-- BEGIN --

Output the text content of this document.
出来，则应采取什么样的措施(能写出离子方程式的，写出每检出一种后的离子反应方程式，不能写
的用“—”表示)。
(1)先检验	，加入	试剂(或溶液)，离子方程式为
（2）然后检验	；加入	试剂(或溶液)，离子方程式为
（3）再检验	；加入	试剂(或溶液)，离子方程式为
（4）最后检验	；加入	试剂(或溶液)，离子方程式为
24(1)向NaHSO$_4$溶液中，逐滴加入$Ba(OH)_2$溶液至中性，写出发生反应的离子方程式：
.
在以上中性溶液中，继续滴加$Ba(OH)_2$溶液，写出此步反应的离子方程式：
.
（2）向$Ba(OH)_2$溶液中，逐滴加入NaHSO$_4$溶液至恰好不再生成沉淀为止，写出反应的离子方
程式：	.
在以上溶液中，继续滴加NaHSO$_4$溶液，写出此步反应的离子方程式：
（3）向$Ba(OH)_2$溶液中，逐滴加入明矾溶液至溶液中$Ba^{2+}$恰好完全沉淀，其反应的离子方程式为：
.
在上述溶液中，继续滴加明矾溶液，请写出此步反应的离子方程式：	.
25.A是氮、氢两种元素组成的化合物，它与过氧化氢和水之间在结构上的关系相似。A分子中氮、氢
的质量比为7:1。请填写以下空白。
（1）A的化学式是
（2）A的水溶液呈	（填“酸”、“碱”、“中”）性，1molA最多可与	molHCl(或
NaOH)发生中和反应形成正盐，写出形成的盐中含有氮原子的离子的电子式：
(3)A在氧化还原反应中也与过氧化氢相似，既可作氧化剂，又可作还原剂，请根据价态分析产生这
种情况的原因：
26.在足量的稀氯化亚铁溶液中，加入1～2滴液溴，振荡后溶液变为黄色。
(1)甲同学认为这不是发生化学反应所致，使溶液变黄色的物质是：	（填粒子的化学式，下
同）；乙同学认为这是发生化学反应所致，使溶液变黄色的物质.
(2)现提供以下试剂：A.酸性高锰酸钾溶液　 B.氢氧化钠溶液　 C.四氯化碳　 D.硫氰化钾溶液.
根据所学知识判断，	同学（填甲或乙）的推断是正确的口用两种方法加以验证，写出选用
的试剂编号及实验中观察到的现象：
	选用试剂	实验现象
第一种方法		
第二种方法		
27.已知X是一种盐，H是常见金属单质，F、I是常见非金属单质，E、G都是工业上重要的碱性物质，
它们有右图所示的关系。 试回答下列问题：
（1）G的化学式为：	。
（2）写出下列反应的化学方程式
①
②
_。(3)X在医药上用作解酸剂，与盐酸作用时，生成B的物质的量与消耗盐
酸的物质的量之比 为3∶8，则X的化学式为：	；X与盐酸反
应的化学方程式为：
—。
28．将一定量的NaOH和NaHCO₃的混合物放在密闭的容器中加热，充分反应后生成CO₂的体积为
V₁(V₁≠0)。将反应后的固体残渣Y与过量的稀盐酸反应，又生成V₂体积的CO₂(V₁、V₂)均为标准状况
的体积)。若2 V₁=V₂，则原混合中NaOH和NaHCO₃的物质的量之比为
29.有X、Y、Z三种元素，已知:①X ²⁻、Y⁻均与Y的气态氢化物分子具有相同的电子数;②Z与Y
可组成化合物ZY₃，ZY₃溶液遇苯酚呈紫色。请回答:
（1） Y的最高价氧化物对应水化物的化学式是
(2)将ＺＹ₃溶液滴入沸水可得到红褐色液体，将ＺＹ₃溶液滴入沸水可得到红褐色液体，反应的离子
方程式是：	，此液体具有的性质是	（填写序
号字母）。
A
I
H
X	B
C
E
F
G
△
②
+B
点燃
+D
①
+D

-- END --

■ TASK TO CARRY OUT ■
Copy every line exactly. Leave nothing out.

■ RESULT ■
Output the text content of this document.
出来，则应采取什么样的措施(能写出离子方程式的，写出每检出一种后的离子反应方程式，不能写
的用“—”表示)。
(1)先检验	，加入	试剂(或溶液)，离子方程式为
（2）然后检验	；加入	试剂(或溶液)，离子方程式为
（3）再检验	；加入	试剂(或溶液)，离子方程式为
（4）最后检验	；加入	试剂(或溶液)，离子方程式为
24(1)向NaHSO$_4$溶液中，逐滴加入$Ba(OH)_2$溶液至中性，写出发生反应的离子方程式：
.
在以上中性溶液中，继续滴加$Ba(OH)_2$溶液，写出此步反应的离子方程式：
.
（2）向$Ba(OH)_2$溶液中，逐滴加入NaHSO$_4$溶液至恰好不再生成沉淀为止，写出反应的离子方
程式：	.
在以上溶液中，继续滴加NaHSO$_4$溶液，写出此步反应的离子方程式：
（3）向$Ba(OH)_2$溶液中，逐滴加入明矾溶液至溶液中$Ba^{2+}$恰好完全沉淀，其反应的离子方程式为：
.
在上述溶液中，继续滴加明矾溶液，请写出此步反应的离子方程式：	.
25.A是氮、氢两种元素组成的化合物，它与过氧化氢和水之间在结构上的关系相似。A分子中氮、氢
的质量比为7:1。请填写以下空白。
（1）A的化学式是
（2）A的水溶液呈	（填“酸”、“碱”、“中”）性，1molA最多可与	molHCl(或
NaOH)发生中和反应形成正盐，写出形成的盐中含有氮原子的离子的电子式：
(3)A在氧化还原反应中也与过氧化氢相似，既可作氧化剂，又可作还原剂，请根据价态分析产生这
种情况的原因：
26.在足量的稀氯化亚铁溶液中，加入1～2滴液溴，振荡后溶液变为黄色。
(1)甲同学认为这不是发生化学反应所致，使溶液变黄色的物质是：	（填粒子的化学式，下
同）；乙同学认为这是发生化学反应所致，使溶液变黄色的物质.
(2)现提供以下试剂：A.酸性高锰酸钾溶液　 B.氢氧化钠溶液　 C.四氯化碳　 D.硫氰化钾溶液.
根据所学知识判断，	同学（填甲或乙）的推断是正确的口用两种方法加以验证，写出选用
的试剂编号及实验中观察到的现象：
	选用试剂	实验现象
第一种方法		
第二种方法		
27.已知X是一种盐，H是常见金属单质，F、I是常见非金属单质，E、G都是工业上重要的碱性物质，
它们有右图所示的关系。 试回答下列问题：
（1）G的化学式为：	。
（2）写出下列反应的化学方程式
①
②
_。(3)X在医药上用作解酸剂，与盐酸作用时，生成B的物质的量与消耗盐
酸的物质的量之比 为3∶8，则X的化学式为：	；X与盐酸反
应的化学方程式为：
—。
28．将一定量的NaOH和NaHCO₃的混合物放在密闭的容器中加热，充分反应后生成CO₂的体积为
V₁(V₁≠0)。将反应后的固体残渣Y与过量的稀盐酸反应，又生成V₂体积的CO₂(V₁、V₂)均为标准状况
的体积)。若2 V₁=V₂，则原混合中NaOH和NaHCO₃的物质的量之比为
29.有X、Y、Z三种元素，已知:①X ²⁻、Y⁻均与Y的气态氢化物分子具有相同的电子数;②Z与Y
可组成化合物ZY₃，ZY₃溶液遇苯酚呈紫色。请回答:
（1） Y的最高价氧化物对应水化物的化学式是
(2)将ＺＹ₃溶液滴入沸水可得到红褐色液体，将ＺＹ₃溶液滴入沸水可得到红褐色液体，反应的离子
方程式是：	，此液体具有的性质是	（填写序
号字母）。
A
I
H
X	B
C
E
F
G
△
②
+B
点燃
+D
①
+D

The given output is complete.